Work instructions ▸ Quote every line below exactly as it reads.

---------- Exercise materials

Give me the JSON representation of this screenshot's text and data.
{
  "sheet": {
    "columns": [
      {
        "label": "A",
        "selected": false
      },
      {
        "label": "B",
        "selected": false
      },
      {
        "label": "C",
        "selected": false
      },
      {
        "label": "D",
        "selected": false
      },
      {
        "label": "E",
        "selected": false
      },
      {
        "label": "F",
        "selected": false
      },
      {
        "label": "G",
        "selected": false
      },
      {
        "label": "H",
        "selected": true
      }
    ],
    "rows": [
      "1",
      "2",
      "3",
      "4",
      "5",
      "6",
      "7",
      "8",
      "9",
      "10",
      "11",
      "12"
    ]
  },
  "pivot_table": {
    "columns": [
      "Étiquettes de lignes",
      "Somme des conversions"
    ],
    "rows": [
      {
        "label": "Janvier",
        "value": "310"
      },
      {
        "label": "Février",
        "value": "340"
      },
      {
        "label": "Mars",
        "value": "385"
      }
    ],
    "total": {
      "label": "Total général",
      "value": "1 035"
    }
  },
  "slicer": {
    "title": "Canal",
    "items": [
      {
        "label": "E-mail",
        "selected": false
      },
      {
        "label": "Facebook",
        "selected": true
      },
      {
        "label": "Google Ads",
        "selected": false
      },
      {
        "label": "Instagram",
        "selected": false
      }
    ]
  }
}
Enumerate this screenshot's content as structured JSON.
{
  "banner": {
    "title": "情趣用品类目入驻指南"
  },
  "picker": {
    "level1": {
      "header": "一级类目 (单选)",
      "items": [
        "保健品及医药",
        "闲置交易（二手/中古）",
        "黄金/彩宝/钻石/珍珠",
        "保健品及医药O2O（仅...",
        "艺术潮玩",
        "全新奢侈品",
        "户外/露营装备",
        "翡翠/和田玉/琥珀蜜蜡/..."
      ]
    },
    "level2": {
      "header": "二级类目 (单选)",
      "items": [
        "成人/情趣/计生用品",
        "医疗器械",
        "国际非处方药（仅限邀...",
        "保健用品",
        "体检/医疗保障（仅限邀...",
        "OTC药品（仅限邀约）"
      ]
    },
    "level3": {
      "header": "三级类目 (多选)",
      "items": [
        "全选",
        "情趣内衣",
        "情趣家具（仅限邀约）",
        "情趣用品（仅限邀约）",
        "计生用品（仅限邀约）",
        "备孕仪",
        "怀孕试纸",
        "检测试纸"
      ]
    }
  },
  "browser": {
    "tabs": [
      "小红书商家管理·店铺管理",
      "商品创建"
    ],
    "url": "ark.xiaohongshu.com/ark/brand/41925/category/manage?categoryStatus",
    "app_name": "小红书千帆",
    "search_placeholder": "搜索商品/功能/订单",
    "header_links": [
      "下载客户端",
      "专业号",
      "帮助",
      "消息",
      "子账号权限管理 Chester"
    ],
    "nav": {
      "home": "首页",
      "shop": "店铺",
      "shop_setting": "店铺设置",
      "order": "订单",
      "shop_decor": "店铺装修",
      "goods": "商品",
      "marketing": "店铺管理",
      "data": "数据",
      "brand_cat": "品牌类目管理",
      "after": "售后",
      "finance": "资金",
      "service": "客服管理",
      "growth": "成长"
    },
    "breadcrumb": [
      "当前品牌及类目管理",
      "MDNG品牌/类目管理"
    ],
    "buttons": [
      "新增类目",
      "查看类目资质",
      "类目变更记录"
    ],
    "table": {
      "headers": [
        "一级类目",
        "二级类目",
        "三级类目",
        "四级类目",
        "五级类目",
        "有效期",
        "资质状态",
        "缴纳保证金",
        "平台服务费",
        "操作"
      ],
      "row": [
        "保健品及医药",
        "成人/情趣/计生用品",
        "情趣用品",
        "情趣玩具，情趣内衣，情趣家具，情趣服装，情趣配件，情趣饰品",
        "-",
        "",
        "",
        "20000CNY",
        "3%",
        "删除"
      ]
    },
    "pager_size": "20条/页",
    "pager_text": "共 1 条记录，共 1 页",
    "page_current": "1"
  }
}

--------------------

Exercise response ▸
Give me the JSON representation of this screenshot's text and data.
{
  "sheet": {
    "columns": [
      {
        "label": "A",
        "selected": false
      },
      {
        "label": "B",
        "selected": false
      },
      {
        "label": "C",
        "selected": false
      },
      {
        "label": "D",
        "selected": false
      },
      {
        "label": "E",
        "selected": false
      },
      {
        "label": "F",
        "selected": false
      },
      {
        "label": "G",
        "selected": false
      },
      {
        "label": "H",
        "selected": true
      }
    ],
    "rows": [
      "1",
      "2",
      "3",
      "4",
      "5",
      "6",
      "7",
      "8",
      "9",
      "10",
      "11",
      "12"
    ]
  },
  "pivot_table": {
    "columns": [
      "Étiquettes de lignes",
      "Somme des conversions"
    ],
    "rows": [
      {
        "label": "Janvier",
        "value": "310"
      },
      {
        "label": "Février",
        "value": "340"
      },
      {
        "label": "Mars",
        "value": "385"
      }
    ],
    "total": {
      "label": "Total général",
      "value": "1 035"
    }
  },
  "slicer": {
    "title": "Canal",
    "items": [
      {
        "label": "E-mail",
        "selected": false
      },
      {
        "label": "Facebook",
        "selected": true
      },
      {
        "label": "Google Ads",
        "selected": false
      },
      {
        "label": "Instagram",
        "selected": false
      }
    ]
  }
}
Enumerate this screenshot's content as structured JSON.
{
  "banner": {
    "title": "情趣用品类目入驻指南"
  },
  "picker": {
    "level1": {
      "header": "一级类目 (单选)",
      "items": [
        "保健品及医药",
        "闲置交易（二手/中古）",
        "黄金/彩宝/钻石/珍珠",
        "保健品及医药O2O（仅...",
        "艺术潮玩",
        "全新奢侈品",
        "户外/露营装备",
        "翡翠/和田玉/琥珀蜜蜡/..."
      ]
    },
    "level2": {
      "header": "二级类目 (单选)",
      "items": [
        "成人/情趣/计生用品",
        "医疗器械",
        "国际非处方药（仅限邀...",
        "保健用品",
        "体检/医疗保障（仅限邀...",
        "OTC药品（仅限邀约）"
      ]
    },
    "level3": {
      "header": "三级类目 (多选)",
      "items": [
        "全选",
        "情趣内衣",
        "情趣家具（仅限邀约）",
        "情趣用品（仅限邀约）",
        "计生用品（仅限邀约）",
        "备孕仪",
        "怀孕试纸",
        "检测试纸"
      ]
    }
  },
  "browser": {
    "tabs": [
      "小红书商家管理·店铺管理",
      "商品创建"
    ],
    "url": "ark.xiaohongshu.com/ark/brand/41925/category/manage?categoryStatus",
    "app_name": "小红书千帆",
    "search_placeholder": "搜索商品/功能/订单",
    "header_links": [
      "下载客户端",
      "专业号",
      "帮助",
      "消息",
      "子账号权限管理 Chester"
    ],
    "nav": {
      "home": "首页",
      "shop": "店铺",
      "shop_setting": "店铺设置",
      "order": "订单",
      "shop_decor": "店铺装修",
      "goods": "商品",
      "marketing": "店铺管理",
      "data": "数据",
      "brand_cat": "品牌类目管理",
      "after": "售后",
      "finance": "资金",
      "service": "客服管理",
      "growth": "成长"
    },
    "breadcrumb": [
      "当前品牌及类目管理",
      "MDNG品牌/类目管理"
    ],
    "buttons": [
      "新增类目",
      "查看类目资质",
      "类目变更记录"
    ],
    "table": {
      "headers": [
        "一级类目",
        "二级类目",
        "三级类目",
        "四级类目",
        "五级类目",
        "有效期",
        "资质状态",
        "缴纳保证金",
        "平台服务费",
        "操作"
      ],
      "row": [
        "保健品及医药",
        "成人/情趣/计生用品",
        "情趣用品",
        "情趣玩具，情趣内衣，情趣家具，情趣服装，情趣配件，情趣饰品",
        "-",
        "",
        "",
        "20000CNY",
        "3%",
        "删除"
      ]
    },
    "pager_size": "20条/页",
    "pager_text": "共 1 条记录，共 1 页",
    "page_current": "1"
  }
}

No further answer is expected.